→ **Provided records**:
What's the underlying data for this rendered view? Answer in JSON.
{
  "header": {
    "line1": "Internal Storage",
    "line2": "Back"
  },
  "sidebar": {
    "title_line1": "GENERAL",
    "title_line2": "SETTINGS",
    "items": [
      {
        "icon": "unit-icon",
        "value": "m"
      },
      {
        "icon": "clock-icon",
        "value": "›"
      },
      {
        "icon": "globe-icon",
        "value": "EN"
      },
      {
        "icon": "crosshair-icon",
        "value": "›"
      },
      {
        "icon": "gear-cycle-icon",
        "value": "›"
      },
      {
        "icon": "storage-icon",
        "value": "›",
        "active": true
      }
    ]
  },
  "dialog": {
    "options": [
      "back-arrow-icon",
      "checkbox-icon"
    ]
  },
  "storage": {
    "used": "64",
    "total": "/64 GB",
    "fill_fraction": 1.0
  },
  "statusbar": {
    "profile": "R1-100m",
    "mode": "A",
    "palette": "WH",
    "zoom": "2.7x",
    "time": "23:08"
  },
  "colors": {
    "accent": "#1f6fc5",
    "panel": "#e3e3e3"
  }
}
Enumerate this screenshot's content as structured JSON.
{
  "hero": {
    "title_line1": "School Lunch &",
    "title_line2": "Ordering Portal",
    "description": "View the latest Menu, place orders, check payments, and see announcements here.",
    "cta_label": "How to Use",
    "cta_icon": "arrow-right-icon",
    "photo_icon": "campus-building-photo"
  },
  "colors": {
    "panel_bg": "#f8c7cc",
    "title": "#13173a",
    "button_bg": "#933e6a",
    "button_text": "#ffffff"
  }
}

→ **Written problem**: The full set of records should be duplicated exactly.

→ **Full output**:
What's the underlying data for this rendered view? Answer in JSON.
{
  "header": {
    "line1": "Internal Storage",
    "line2": "Back"
  },
  "sidebar": {
    "title_line1": "GENERAL",
    "title_line2": "SETTINGS",
    "items": [
      {
        "icon": "unit-icon",
        "value": "m"
      },
      {
        "icon": "clock-icon",
        "value": "›"
      },
      {
        "icon": "globe-icon",
        "value": "EN"
      },
      {
        "icon": "crosshair-icon",
        "value": "›"
      },
      {
        "icon": "gear-cycle-icon",
        "value": "›"
      },
      {
        "icon": "storage-icon",
        "value": "›",
        "active": true
      }
    ]
  },
  "dialog": {
    "options": [
      "back-arrow-icon",
      "checkbox-icon"
    ]
  },
  "storage": {
    "used": "64",
    "total": "/64 GB",
    "fill_fraction": 1.0
  },
  "statusbar": {
    "profile": "R1-100m",
    "mode": "A",
    "palette": "WH",
    "zoom": "2.7x",
    "time": "23:08"
  },
  "colors": {
    "accent": "#1f6fc5",
    "panel": "#e3e3e3"
  }
}
Enumerate this screenshot's content as structured JSON.
{
  "hero": {
    "title_line1": "School Lunch &",
    "title_line2": "Ordering Portal",
    "description": "View the latest Menu, place orders, check payments, and see announcements here.",
    "cta_label": "How to Use",
    "cta_icon": "arrow-right-icon",
    "photo_icon": "campus-building-photo"
  },
  "colors": {
    "panel_bg": "#f8c7cc",
    "title": "#13173a",
    "button_bg": "#933e6a",
    "button_text": "#ffffff"
  }
}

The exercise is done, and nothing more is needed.